#### Stored records ####

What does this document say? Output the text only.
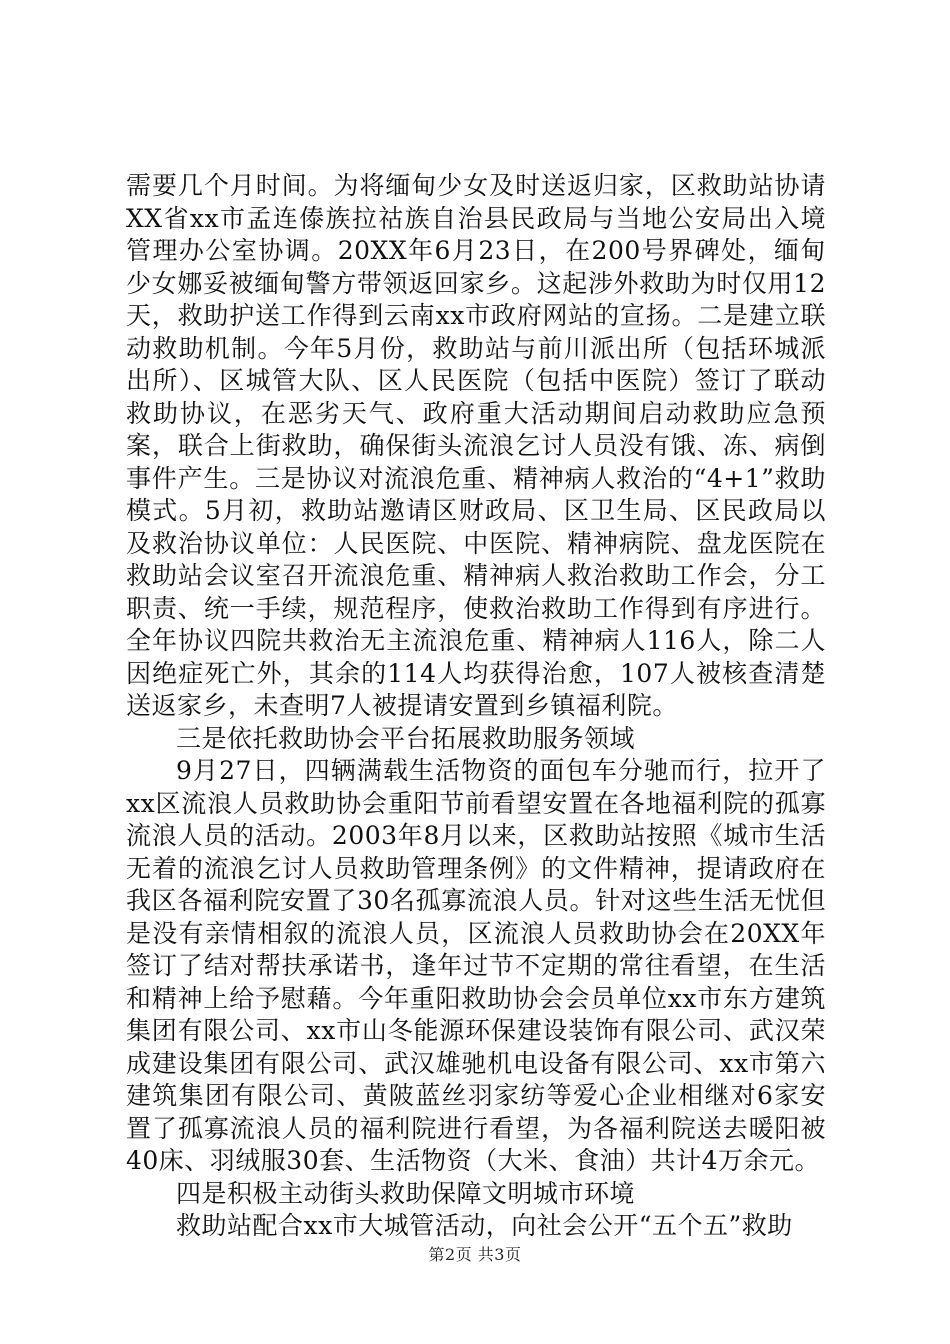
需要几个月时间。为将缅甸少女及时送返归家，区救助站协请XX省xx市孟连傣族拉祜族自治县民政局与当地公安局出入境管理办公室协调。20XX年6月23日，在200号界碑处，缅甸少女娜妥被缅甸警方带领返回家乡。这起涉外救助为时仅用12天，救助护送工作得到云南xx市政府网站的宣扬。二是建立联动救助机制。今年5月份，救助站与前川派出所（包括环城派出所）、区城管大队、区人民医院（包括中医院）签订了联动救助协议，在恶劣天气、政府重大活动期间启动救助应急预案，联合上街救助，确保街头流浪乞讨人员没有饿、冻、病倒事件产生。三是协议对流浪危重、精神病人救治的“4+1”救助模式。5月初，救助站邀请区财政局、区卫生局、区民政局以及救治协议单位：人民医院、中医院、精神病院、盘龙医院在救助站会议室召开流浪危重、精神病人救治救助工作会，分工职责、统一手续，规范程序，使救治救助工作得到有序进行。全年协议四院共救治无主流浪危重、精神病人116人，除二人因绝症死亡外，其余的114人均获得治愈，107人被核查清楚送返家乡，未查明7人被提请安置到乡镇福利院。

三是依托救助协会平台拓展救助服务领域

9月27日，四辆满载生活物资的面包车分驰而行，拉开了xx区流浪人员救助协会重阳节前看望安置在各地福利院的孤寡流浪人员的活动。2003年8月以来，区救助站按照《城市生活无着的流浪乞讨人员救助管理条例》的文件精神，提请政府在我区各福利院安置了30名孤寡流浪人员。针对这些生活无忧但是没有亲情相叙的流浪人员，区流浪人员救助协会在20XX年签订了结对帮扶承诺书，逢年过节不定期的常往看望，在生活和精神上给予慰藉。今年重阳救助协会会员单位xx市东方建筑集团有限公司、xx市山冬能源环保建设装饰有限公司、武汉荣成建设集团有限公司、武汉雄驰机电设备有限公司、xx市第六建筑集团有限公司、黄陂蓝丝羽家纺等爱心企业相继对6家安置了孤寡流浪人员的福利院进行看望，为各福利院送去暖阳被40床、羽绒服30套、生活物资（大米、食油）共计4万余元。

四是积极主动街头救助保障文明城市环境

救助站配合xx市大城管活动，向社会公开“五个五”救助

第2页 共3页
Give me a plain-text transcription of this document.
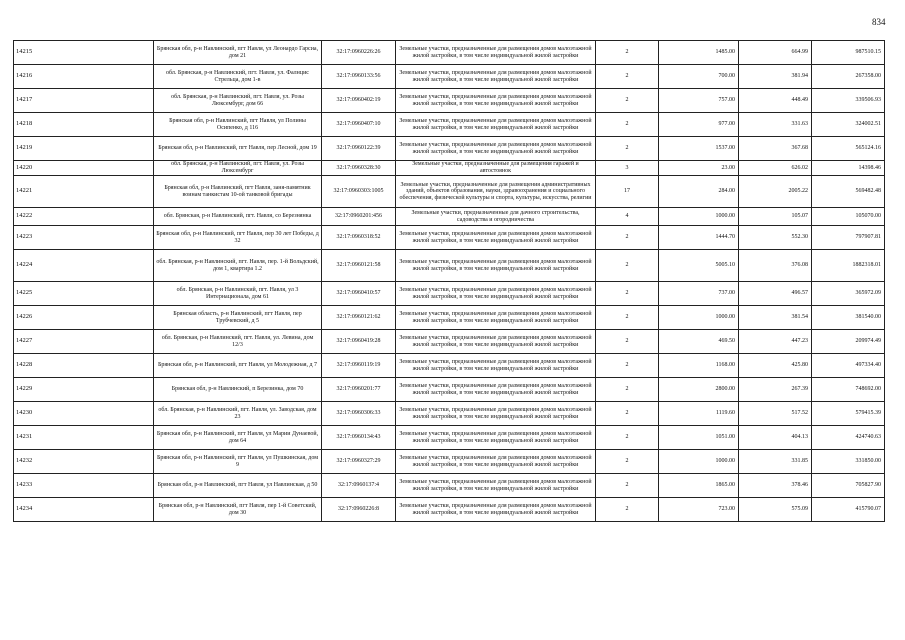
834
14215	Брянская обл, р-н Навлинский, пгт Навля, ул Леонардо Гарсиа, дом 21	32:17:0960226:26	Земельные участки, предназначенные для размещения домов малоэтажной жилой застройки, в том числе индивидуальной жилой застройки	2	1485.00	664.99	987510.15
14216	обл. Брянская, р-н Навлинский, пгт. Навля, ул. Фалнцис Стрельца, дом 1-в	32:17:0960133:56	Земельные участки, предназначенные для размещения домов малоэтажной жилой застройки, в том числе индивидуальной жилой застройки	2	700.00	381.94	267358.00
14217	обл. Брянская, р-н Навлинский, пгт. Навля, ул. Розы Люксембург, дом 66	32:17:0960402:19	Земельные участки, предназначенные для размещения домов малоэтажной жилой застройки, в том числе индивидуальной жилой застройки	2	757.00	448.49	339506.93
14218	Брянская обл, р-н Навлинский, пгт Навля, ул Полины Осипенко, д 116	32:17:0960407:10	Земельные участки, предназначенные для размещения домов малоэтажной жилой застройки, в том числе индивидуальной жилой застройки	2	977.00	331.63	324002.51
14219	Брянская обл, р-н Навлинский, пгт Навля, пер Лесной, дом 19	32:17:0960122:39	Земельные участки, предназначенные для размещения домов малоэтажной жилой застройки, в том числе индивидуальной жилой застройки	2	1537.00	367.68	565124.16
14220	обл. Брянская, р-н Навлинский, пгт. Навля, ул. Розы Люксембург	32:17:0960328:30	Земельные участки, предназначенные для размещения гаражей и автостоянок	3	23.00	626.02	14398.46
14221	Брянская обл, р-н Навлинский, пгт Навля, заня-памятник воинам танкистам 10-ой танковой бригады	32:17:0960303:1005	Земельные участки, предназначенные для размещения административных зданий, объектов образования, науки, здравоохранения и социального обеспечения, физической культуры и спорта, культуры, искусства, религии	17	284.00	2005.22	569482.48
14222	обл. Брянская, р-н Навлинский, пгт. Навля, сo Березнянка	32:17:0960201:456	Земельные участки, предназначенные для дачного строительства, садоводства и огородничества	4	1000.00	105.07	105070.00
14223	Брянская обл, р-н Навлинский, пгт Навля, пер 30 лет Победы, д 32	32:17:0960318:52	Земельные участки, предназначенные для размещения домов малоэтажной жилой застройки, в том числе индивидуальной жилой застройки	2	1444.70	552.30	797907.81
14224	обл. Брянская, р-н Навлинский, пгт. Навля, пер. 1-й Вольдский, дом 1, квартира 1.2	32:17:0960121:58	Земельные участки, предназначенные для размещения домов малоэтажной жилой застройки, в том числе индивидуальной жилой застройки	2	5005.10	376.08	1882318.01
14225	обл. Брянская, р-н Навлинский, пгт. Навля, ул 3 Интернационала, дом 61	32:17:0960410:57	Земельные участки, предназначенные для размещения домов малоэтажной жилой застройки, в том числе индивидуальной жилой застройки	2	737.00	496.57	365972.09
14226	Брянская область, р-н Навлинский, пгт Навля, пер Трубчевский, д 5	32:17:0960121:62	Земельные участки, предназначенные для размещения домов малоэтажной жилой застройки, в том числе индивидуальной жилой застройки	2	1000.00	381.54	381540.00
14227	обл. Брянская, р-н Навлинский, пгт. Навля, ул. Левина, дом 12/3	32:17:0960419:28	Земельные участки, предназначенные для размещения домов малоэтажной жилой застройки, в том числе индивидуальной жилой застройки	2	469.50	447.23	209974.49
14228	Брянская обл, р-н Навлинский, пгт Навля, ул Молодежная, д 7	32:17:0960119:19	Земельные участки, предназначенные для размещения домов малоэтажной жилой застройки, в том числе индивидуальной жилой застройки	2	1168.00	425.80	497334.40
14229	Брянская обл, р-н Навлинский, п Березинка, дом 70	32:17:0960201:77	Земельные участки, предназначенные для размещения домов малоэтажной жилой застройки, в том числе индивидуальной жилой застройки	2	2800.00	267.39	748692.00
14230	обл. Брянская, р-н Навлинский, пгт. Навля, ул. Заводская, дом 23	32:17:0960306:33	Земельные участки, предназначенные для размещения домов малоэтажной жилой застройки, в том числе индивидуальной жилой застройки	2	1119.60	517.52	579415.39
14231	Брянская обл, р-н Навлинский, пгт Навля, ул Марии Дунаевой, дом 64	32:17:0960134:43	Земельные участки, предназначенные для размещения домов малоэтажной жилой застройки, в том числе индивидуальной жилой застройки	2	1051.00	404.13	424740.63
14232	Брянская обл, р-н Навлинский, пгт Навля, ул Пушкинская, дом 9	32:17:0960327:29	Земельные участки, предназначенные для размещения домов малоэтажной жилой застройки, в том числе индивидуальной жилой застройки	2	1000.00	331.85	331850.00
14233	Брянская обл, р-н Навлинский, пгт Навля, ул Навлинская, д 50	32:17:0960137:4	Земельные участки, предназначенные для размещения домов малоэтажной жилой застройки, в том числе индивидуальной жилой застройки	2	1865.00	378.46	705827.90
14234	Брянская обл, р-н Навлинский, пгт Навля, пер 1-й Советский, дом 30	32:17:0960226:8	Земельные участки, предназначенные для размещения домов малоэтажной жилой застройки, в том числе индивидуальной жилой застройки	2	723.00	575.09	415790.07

####

Go through the data above and transcribe it in full, omitting any image.

Task answer »
What does this document say? Output the text only.
需要几个月时间。为将缅甸少女及时送返归家，区救助站协请XX省xx市孟连傣族拉祜族自治县民政局与当地公安局出入境管理办公室协调。20XX年6月23日，在200号界碑处，缅甸少女娜妥被缅甸警方带领返回家乡。这起涉外救助为时仅用12天，救助护送工作得到云南xx市政府网站的宣扬。二是建立联动救助机制。今年5月份，救助站与前川派出所（包括环城派出所）、区城管大队、区人民医院（包括中医院）签订了联动救助协议，在恶劣天气、政府重大活动期间启动救助应急预案，联合上街救助，确保街头流浪乞讨人员没有饿、冻、病倒事件产生。三是协议对流浪危重、精神病人救治的“4+1”救助模式。5月初，救助站邀请区财政局、区卫生局、区民政局以及救治协议单位：人民医院、中医院、精神病院、盘龙医院在救助站会议室召开流浪危重、精神病人救治救助工作会，分工职责、统一手续，规范程序，使救治救助工作得到有序进行。全年协议四院共救治无主流浪危重、精神病人116人，除二人因绝症死亡外，其余的114人均获得治愈，107人被核查清楚送返家乡，未查明7人被提请安置到乡镇福利院。

三是依托救助协会平台拓展救助服务领域

9月27日，四辆满载生活物资的面包车分驰而行，拉开了xx区流浪人员救助协会重阳节前看望安置在各地福利院的孤寡流浪人员的活动。2003年8月以来，区救助站按照《城市生活无着的流浪乞讨人员救助管理条例》的文件精神，提请政府在我区各福利院安置了30名孤寡流浪人员。针对这些生活无忧但是没有亲情相叙的流浪人员，区流浪人员救助协会在20XX年签订了结对帮扶承诺书，逢年过节不定期的常往看望，在生活和精神上给予慰藉。今年重阳救助协会会员单位xx市东方建筑集团有限公司、xx市山冬能源环保建设装饰有限公司、武汉荣成建设集团有限公司、武汉雄驰机电设备有限公司、xx市第六建筑集团有限公司、黄陂蓝丝羽家纺等爱心企业相继对6家安置了孤寡流浪人员的福利院进行看望，为各福利院送去暖阳被40床、羽绒服30套、生活物资（大米、食油）共计4万余元。

四是积极主动街头救助保障文明城市环境

救助站配合xx市大城管活动，向社会公开“五个五”救助

第2页 共3页
Give me a plain-text transcription of this document.
834
14215	Брянская обл, р-н Навлинский, пгт Навля, ул Леонардо Гарсиа, дом 21	32:17:0960226:26	Земельные участки, предназначенные для размещения домов малоэтажной жилой застройки, в том числе индивидуальной жилой застройки	2	1485.00	664.99	987510.15
14216	обл. Брянская, р-н Навлинский, пгт. Навля, ул. Фалнцис Стрельца, дом 1-в	32:17:0960133:56	Земельные участки, предназначенные для размещения домов малоэтажной жилой застройки, в том числе индивидуальной жилой застройки	2	700.00	381.94	267358.00
14217	обл. Брянская, р-н Навлинский, пгт. Навля, ул. Розы Люксембург, дом 66	32:17:0960402:19	Земельные участки, предназначенные для размещения домов малоэтажной жилой застройки, в том числе индивидуальной жилой застройки	2	757.00	448.49	339506.93
14218	Брянская обл, р-н Навлинский, пгт Навля, ул Полины Осипенко, д 116	32:17:0960407:10	Земельные участки, предназначенные для размещения домов малоэтажной жилой застройки, в том числе индивидуальной жилой застройки	2	977.00	331.63	324002.51
14219	Брянская обл, р-н Навлинский, пгт Навля, пер Лесной, дом 19	32:17:0960122:39	Земельные участки, предназначенные для размещения домов малоэтажной жилой застройки, в том числе индивидуальной жилой застройки	2	1537.00	367.68	565124.16
14220	обл. Брянская, р-н Навлинский, пгт. Навля, ул. Розы Люксембург	32:17:0960328:30	Земельные участки, предназначенные для размещения гаражей и автостоянок	3	23.00	626.02	14398.46
14221	Брянская обл, р-н Навлинский, пгт Навля, заня-памятник воинам танкистам 10-ой танковой бригады	32:17:0960303:1005	Земельные участки, предназначенные для размещения административных зданий, объектов образования, науки, здравоохранения и социального обеспечения, физической культуры и спорта, культуры, искусства, религии	17	284.00	2005.22	569482.48
14222	обл. Брянская, р-н Навлинский, пгт. Навля, сo Березнянка	32:17:0960201:456	Земельные участки, предназначенные для дачного строительства, садоводства и огородничества	4	1000.00	105.07	105070.00
14223	Брянская обл, р-н Навлинский, пгт Навля, пер 30 лет Победы, д 32	32:17:0960318:52	Земельные участки, предназначенные для размещения домов малоэтажной жилой застройки, в том числе индивидуальной жилой застройки	2	1444.70	552.30	797907.81
14224	обл. Брянская, р-н Навлинский, пгт. Навля, пер. 1-й Вольдский, дом 1, квартира 1.2	32:17:0960121:58	Земельные участки, предназначенные для размещения домов малоэтажной жилой застройки, в том числе индивидуальной жилой застройки	2	5005.10	376.08	1882318.01
14225	обл. Брянская, р-н Навлинский, пгт. Навля, ул 3 Интернационала, дом 61	32:17:0960410:57	Земельные участки, предназначенные для размещения домов малоэтажной жилой застройки, в том числе индивидуальной жилой застройки	2	737.00	496.57	365972.09
14226	Брянская область, р-н Навлинский, пгт Навля, пер Трубчевский, д 5	32:17:0960121:62	Земельные участки, предназначенные для размещения домов малоэтажной жилой застройки, в том числе индивидуальной жилой застройки	2	1000.00	381.54	381540.00
14227	обл. Брянская, р-н Навлинский, пгт. Навля, ул. Левина, дом 12/3	32:17:0960419:28	Земельные участки, предназначенные для размещения домов малоэтажной жилой застройки, в том числе индивидуальной жилой застройки	2	469.50	447.23	209974.49
14228	Брянская обл, р-н Навлинский, пгт Навля, ул Молодежная, д 7	32:17:0960119:19	Земельные участки, предназначенные для размещения домов малоэтажной жилой застройки, в том числе индивидуальной жилой застройки	2	1168.00	425.80	497334.40
14229	Брянская обл, р-н Навлинский, п Березинка, дом 70	32:17:0960201:77	Земельные участки, предназначенные для размещения домов малоэтажной жилой застройки, в том числе индивидуальной жилой застройки	2	2800.00	267.39	748692.00
14230	обл. Брянская, р-н Навлинский, пгт. Навля, ул. Заводская, дом 23	32:17:0960306:33	Земельные участки, предназначенные для размещения домов малоэтажной жилой застройки, в том числе индивидуальной жилой застройки	2	1119.60	517.52	579415.39
14231	Брянская обл, р-н Навлинский, пгт Навля, ул Марии Дунаевой, дом 64	32:17:0960134:43	Земельные участки, предназначенные для размещения домов малоэтажной жилой застройки, в том числе индивидуальной жилой застройки	2	1051.00	404.13	424740.63
14232	Брянская обл, р-н Навлинский, пгт Навля, ул Пушкинская, дом 9	32:17:0960327:29	Земельные участки, предназначенные для размещения домов малоэтажной жилой застройки, в том числе индивидуальной жилой застройки	2	1000.00	331.85	331850.00
14233	Брянская обл, р-н Навлинский, пгт Навля, ул Навлинская, д 50	32:17:0960137:4	Земельные участки, предназначенные для размещения домов малоэтажной жилой застройки, в том числе индивидуальной жилой застройки	2	1865.00	378.46	705827.90
14234	Брянская обл, р-н Навлинский, пгт Навля, пер 1-й Советский, дом 30	32:17:0960226:8	Земельные участки, предназначенные для размещения домов малоэтажной жилой застройки, в том числе индивидуальной жилой застройки	2	723.00	575.09	415790.07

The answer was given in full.